**Dataset:**
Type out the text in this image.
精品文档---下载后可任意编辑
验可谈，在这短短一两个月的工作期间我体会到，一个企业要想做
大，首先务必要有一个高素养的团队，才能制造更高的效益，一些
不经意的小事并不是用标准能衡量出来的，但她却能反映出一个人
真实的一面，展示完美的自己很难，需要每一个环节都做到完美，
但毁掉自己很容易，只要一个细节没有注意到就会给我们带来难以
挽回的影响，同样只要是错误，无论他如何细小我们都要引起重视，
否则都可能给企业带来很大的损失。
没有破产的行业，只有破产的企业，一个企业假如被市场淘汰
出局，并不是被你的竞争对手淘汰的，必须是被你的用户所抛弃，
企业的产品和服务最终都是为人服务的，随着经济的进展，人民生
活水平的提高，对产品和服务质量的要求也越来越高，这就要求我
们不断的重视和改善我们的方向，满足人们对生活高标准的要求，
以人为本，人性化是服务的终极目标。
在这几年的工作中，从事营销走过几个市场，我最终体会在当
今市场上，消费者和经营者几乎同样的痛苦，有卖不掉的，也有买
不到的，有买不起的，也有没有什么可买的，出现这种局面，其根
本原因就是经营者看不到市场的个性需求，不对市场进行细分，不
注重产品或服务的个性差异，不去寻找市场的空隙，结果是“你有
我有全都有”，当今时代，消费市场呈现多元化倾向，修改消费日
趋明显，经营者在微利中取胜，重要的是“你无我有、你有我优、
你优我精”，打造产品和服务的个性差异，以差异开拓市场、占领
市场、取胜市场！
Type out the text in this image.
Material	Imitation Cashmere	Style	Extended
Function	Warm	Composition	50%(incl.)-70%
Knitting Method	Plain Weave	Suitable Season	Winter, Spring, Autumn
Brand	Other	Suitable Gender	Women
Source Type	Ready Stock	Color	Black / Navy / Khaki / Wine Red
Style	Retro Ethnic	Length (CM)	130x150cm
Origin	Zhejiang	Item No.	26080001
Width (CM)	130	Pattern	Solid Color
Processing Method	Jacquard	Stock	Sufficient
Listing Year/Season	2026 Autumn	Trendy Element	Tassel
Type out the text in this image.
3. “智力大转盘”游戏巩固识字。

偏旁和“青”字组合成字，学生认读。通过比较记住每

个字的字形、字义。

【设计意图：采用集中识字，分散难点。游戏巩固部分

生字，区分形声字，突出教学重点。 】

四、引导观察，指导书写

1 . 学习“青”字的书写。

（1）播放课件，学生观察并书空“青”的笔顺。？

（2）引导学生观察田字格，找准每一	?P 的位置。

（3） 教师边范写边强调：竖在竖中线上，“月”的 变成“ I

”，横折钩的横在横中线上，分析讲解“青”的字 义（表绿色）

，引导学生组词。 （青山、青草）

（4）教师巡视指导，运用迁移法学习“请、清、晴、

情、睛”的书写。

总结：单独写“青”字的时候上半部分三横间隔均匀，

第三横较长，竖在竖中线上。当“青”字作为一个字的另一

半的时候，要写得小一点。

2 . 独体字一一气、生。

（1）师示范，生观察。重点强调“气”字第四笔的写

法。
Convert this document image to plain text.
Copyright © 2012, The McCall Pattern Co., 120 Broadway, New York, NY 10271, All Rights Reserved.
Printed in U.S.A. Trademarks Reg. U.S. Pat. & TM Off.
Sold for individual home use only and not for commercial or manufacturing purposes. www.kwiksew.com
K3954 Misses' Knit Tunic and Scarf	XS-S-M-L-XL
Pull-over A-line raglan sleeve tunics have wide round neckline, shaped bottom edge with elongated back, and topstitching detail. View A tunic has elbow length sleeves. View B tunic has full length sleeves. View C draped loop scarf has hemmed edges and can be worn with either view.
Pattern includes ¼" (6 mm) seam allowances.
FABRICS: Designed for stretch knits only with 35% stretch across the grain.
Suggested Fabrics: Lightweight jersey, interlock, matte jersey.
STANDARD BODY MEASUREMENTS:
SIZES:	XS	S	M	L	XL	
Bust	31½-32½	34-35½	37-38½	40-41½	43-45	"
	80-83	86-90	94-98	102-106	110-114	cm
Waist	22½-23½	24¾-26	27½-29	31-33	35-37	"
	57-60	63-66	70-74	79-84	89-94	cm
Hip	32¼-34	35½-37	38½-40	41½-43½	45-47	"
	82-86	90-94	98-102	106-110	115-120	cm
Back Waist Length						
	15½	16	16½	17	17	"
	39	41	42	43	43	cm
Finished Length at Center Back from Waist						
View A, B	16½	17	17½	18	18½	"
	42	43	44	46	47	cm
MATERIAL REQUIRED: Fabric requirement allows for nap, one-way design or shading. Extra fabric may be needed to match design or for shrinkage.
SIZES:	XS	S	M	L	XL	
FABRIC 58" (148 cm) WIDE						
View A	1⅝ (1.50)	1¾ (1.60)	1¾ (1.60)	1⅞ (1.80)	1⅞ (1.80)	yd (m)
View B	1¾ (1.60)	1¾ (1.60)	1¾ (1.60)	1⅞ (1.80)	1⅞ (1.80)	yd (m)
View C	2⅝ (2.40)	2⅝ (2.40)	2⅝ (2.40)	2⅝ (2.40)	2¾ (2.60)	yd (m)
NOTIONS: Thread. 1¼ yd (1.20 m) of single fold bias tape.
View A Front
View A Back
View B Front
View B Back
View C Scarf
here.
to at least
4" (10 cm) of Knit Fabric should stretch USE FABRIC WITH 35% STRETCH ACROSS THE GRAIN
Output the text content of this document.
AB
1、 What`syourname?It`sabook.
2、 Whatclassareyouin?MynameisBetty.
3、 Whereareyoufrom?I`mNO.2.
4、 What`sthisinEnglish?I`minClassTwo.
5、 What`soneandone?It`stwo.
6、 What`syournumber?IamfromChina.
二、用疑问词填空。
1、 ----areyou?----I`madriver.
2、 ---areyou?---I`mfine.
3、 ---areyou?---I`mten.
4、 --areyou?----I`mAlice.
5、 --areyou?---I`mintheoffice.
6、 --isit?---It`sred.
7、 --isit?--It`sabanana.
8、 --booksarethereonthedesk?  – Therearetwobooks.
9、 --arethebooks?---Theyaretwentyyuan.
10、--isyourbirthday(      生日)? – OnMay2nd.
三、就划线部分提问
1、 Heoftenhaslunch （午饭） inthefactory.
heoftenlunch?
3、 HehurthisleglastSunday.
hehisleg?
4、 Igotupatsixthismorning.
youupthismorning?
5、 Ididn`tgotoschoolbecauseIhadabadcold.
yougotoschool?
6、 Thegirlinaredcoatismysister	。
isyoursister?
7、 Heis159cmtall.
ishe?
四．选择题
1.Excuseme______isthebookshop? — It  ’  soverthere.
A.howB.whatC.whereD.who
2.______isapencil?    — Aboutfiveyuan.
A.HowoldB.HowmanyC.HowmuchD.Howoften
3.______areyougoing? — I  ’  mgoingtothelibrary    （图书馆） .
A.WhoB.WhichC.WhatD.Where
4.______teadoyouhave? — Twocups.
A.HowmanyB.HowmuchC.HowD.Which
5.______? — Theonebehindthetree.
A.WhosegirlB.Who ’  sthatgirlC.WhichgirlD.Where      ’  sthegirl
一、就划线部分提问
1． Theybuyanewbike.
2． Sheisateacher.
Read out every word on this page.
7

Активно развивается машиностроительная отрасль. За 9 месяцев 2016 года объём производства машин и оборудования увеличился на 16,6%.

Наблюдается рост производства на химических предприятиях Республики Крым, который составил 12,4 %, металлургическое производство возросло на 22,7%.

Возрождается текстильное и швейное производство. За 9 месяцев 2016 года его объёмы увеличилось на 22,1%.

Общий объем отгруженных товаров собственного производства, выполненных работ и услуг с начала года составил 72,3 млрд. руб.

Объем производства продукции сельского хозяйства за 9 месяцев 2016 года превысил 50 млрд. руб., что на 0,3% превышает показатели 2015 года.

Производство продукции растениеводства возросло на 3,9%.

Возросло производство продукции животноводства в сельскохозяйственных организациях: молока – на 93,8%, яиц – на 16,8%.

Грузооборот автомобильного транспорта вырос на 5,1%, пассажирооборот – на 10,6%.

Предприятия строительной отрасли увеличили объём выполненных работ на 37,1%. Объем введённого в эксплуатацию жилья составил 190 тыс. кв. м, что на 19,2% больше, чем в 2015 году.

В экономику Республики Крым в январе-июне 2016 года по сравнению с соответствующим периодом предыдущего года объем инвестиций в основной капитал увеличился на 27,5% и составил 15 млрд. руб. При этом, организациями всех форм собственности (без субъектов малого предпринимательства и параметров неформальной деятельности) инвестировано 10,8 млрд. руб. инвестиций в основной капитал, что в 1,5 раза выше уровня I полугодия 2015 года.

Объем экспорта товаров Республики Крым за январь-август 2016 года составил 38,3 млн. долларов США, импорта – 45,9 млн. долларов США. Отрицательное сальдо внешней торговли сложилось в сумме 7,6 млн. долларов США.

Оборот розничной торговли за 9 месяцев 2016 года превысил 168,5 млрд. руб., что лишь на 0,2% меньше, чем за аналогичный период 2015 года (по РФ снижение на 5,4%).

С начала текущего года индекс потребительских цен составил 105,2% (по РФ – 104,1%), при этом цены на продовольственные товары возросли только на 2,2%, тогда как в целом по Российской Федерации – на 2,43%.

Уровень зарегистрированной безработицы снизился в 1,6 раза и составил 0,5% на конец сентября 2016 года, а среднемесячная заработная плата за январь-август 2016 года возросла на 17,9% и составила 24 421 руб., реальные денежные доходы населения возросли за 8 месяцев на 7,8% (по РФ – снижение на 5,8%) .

**Goal:**
Going through the entries above line by line, work out how many lines include the word "начала". Only the number is required.

**Response for this exercise:**
2